[Dataset entries]
.....

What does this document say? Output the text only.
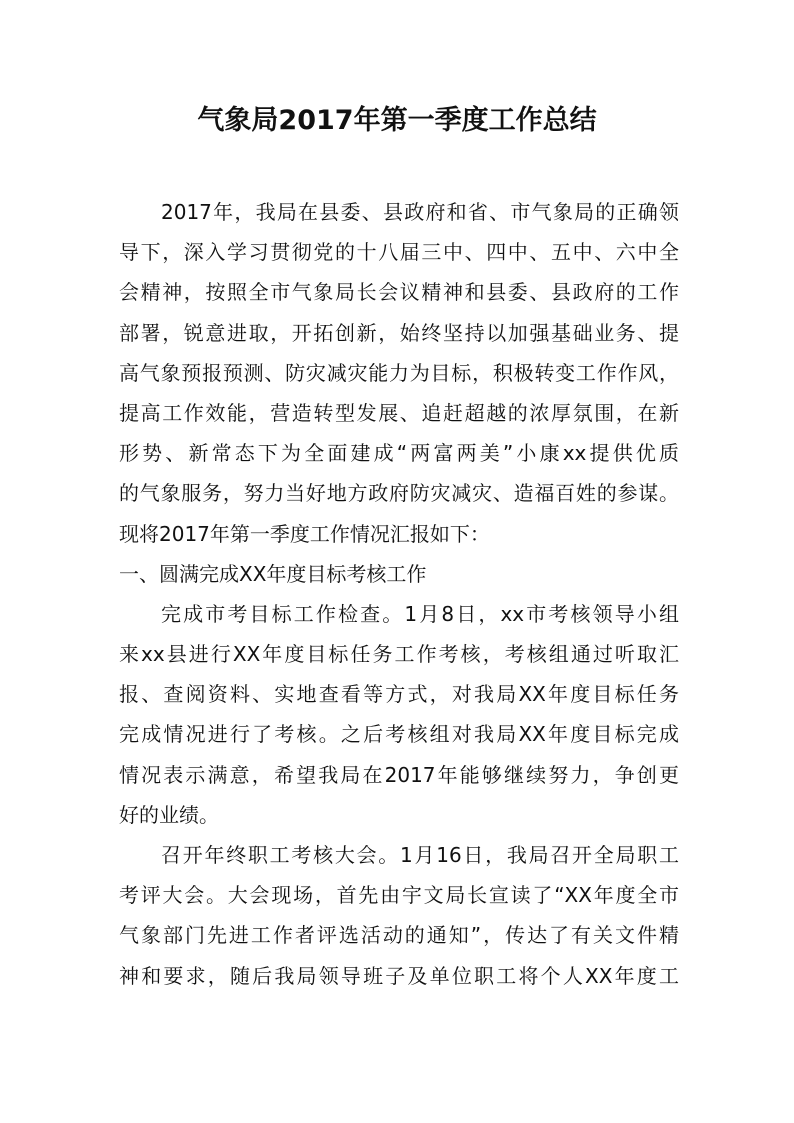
气象局2017年第一季度工作总结
2017年，我局在县委、县政府和省、市气象局的正确领
导下，深入学习贯彻党的十八届三中、四中、五中、六中全
会精神，按照全市气象局长会议精神和县委、县政府的工作
部署，锐意进取，开拓创新，始终坚持以加强基础业务、提
高气象预报预测、防灾减灾能力为目标，积极转变工作作风，
提高工作效能，营造转型发展、追赶超越的浓厚氛围，在新
形势、新常态下为全面建成“两富两美”小康xx提供优质
的气象服务，努力当好地方政府防灾减灾、造福百姓的参谋。
现将2017年第一季度工作情况汇报如下：
一、圆满完成XX年度目标考核工作
完成市考目标工作检查。1月8日，xx市考核领导小组
来xx县进行XX年度目标任务工作考核，考核组通过听取汇
报、查阅资料、实地查看等方式，对我局XX年度目标任务
完成情况进行了考核。之后考核组对我局XX年度目标完成
情况表示满意，希望我局在2017年能够继续努力，争创更
好的业绩。
召开年终职工考核大会。1月16日，我局召开全局职工
考评大会。大会现场，首先由宇文局长宣读了“XX年度全市
气象部门先进工作者评选活动的通知”，传达了有关文件精
神和要求，随后我局领导班子及单位职工将个人XX年度工
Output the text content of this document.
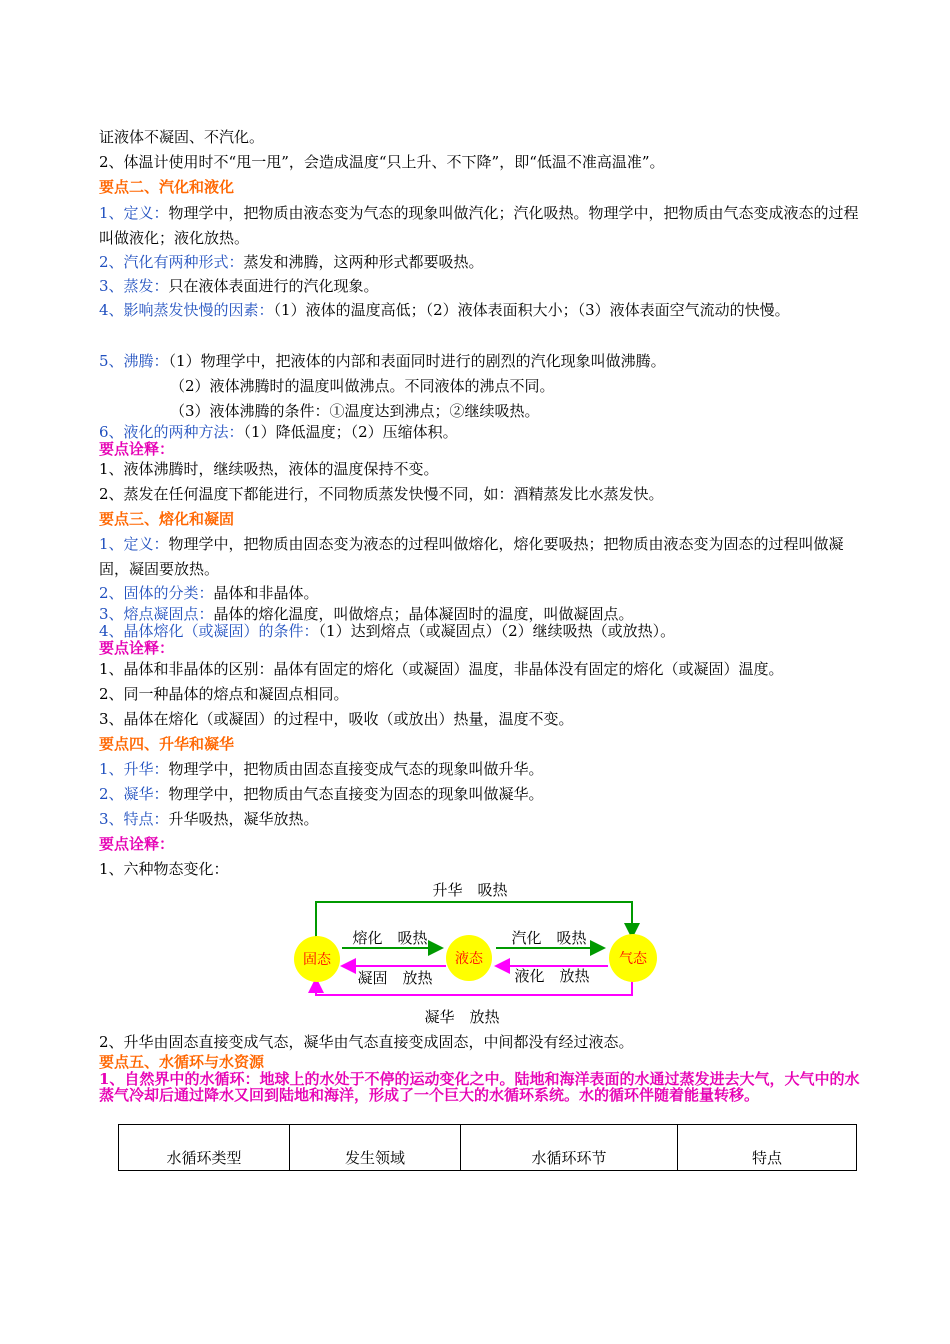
证液体不凝固、不汽化。
2、体温计使用时不“甩一甩”，会造成温度“只上升、不下降”，即“低温不准高温准”。
要点二、汽化和液化
1、定义：物理学中，把物质由液态变为气态的现象叫做汽化；汽化吸热。物理学中，把物质由气态变成液态的过程叫做液化；液化放热。
2、汽化有两种形式：蒸发和沸腾，这两种形式都要吸热。
3、蒸发：只在液体表面进行的汽化现象。
4、影响蒸发快慢的因素：（1）液体的温度高低；（2）液体表面积大小；（3）液体表面空气流动的快慢。
5、沸腾：（1）物理学中，把液体的内部和表面同时进行的剧烈的汽化现象叫做沸腾。
（2）液体沸腾时的温度叫做沸点。不同液体的沸点不同。
（3）液体沸腾的条件：①温度达到沸点；②继续吸热。
6、液化的两种方法：（1）降低温度；（2）压缩体积。
要点诠释：
1、液体沸腾时，继续吸热，液体的温度保持不变。
2、蒸发在任何温度下都能进行，不同物质蒸发快慢不同，如：酒精蒸发比水蒸发快。
要点三、熔化和凝固
1、定义：物理学中，把物质由固态变为液态的过程叫做熔化，熔化要吸热；把物质由液态变为固态的过程叫做凝固，凝固要放热。
2、固体的分类：晶体和非晶体。
3、熔点凝固点：晶体的熔化温度，叫做熔点；晶体凝固时的温度，叫做凝固点。
4、晶体熔化（或凝固）的条件：（1）达到熔点（或凝固点）（2）继续吸热（或放热）。
要点诠释：
1、晶体和非晶体的区别：晶体有固定的熔化（或凝固）温度，非晶体没有固定的熔化（或凝固）温度。
2、同一种晶体的熔点和凝固点相同。
3、晶体在熔化（或凝固）的过程中，吸收（或放出）热量，温度不变。
要点四、升华和凝华
1、升华：物理学中，把物质由固态直接变成气态的现象叫做升华。
2、凝华：物理学中，把物质由气态直接变为固态的现象叫做凝华。
3、特点：升华吸热，凝华放热。
要点诠释：
1、六种物态变化：
升华　吸热
熔化　吸热
凝固　放热
汽化　吸热
液化　放热
凝华　放热
固态	液态	气态
2、升华由固态直接变成气态，凝华由气态直接变成固态，中间都没有经过液态。
要点五、水循环与水资源
1、自然界中的水循环：地球上的水处于不停的运动变化之中。陆地和海洋表面的水通过蒸发进去大气，大气中的水蒸气冷却后通过降水又回到陆地和海洋，形成了一个巨大的水循环系统。水的循环伴随着能量转移。
水循环类型	发生领域	水循环环节	特点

.....

• Brief
Output every entry word for word, but omit the pictures.

• Task output
What does this document say? Output the text only.
气象局2017年第一季度工作总结
2017年，我局在县委、县政府和省、市气象局的正确领
导下，深入学习贯彻党的十八届三中、四中、五中、六中全
会精神，按照全市气象局长会议精神和县委、县政府的工作
部署，锐意进取，开拓创新，始终坚持以加强基础业务、提
高气象预报预测、防灾减灾能力为目标，积极转变工作作风，
提高工作效能，营造转型发展、追赶超越的浓厚氛围，在新
形势、新常态下为全面建成“两富两美”小康xx提供优质
的气象服务，努力当好地方政府防灾减灾、造福百姓的参谋。
现将2017年第一季度工作情况汇报如下：
一、圆满完成XX年度目标考核工作
完成市考目标工作检查。1月8日，xx市考核领导小组
来xx县进行XX年度目标任务工作考核，考核组通过听取汇
报、查阅资料、实地查看等方式，对我局XX年度目标任务
完成情况进行了考核。之后考核组对我局XX年度目标完成
情况表示满意，希望我局在2017年能够继续努力，争创更
好的业绩。
召开年终职工考核大会。1月16日，我局召开全局职工
考评大会。大会现场，首先由宇文局长宣读了“XX年度全市
气象部门先进工作者评选活动的通知”，传达了有关文件精
神和要求，随后我局领导班子及单位职工将个人XX年度工
Output the text content of this document.
证液体不凝固、不汽化。
2、体温计使用时不“甩一甩”，会造成温度“只上升、不下降”，即“低温不准高温准”。
要点二、汽化和液化
1、定义：物理学中，把物质由液态变为气态的现象叫做汽化；汽化吸热。物理学中，把物质由气态变成液态的过程叫做液化；液化放热。
2、汽化有两种形式：蒸发和沸腾，这两种形式都要吸热。
3、蒸发：只在液体表面进行的汽化现象。
4、影响蒸发快慢的因素：（1）液体的温度高低；（2）液体表面积大小；（3）液体表面空气流动的快慢。
5、沸腾：（1）物理学中，把液体的内部和表面同时进行的剧烈的汽化现象叫做沸腾。
（2）液体沸腾时的温度叫做沸点。不同液体的沸点不同。
（3）液体沸腾的条件：①温度达到沸点；②继续吸热。
6、液化的两种方法：（1）降低温度；（2）压缩体积。
要点诠释：
1、液体沸腾时，继续吸热，液体的温度保持不变。
2、蒸发在任何温度下都能进行，不同物质蒸发快慢不同，如：酒精蒸发比水蒸发快。
要点三、熔化和凝固
1、定义：物理学中，把物质由固态变为液态的过程叫做熔化，熔化要吸热；把物质由液态变为固态的过程叫做凝固，凝固要放热。
2、固体的分类：晶体和非晶体。
3、熔点凝固点：晶体的熔化温度，叫做熔点；晶体凝固时的温度，叫做凝固点。
4、晶体熔化（或凝固）的条件：（1）达到熔点（或凝固点）（2）继续吸热（或放热）。
要点诠释：
1、晶体和非晶体的区别：晶体有固定的熔化（或凝固）温度，非晶体没有固定的熔化（或凝固）温度。
2、同一种晶体的熔点和凝固点相同。
3、晶体在熔化（或凝固）的过程中，吸收（或放出）热量，温度不变。
要点四、升华和凝华
1、升华：物理学中，把物质由固态直接变成气态的现象叫做升华。
2、凝华：物理学中，把物质由气态直接变为固态的现象叫做凝华。
3、特点：升华吸热，凝华放热。
要点诠释：
1、六种物态变化：
升华　吸热
熔化　吸热
凝固　放热
汽化　吸热
液化　放热
凝华　放热
固态	液态	气态
2、升华由固态直接变成气态，凝华由气态直接变成固态，中间都没有经过液态。
要点五、水循环与水资源
1、自然界中的水循环：地球上的水处于不停的运动变化之中。陆地和海洋表面的水通过蒸发进去大气，大气中的水蒸气冷却后通过降水又回到陆地和海洋，形成了一个巨大的水循环系统。水的循环伴随着能量转移。
水循环类型	发生领域	水循环环节	特点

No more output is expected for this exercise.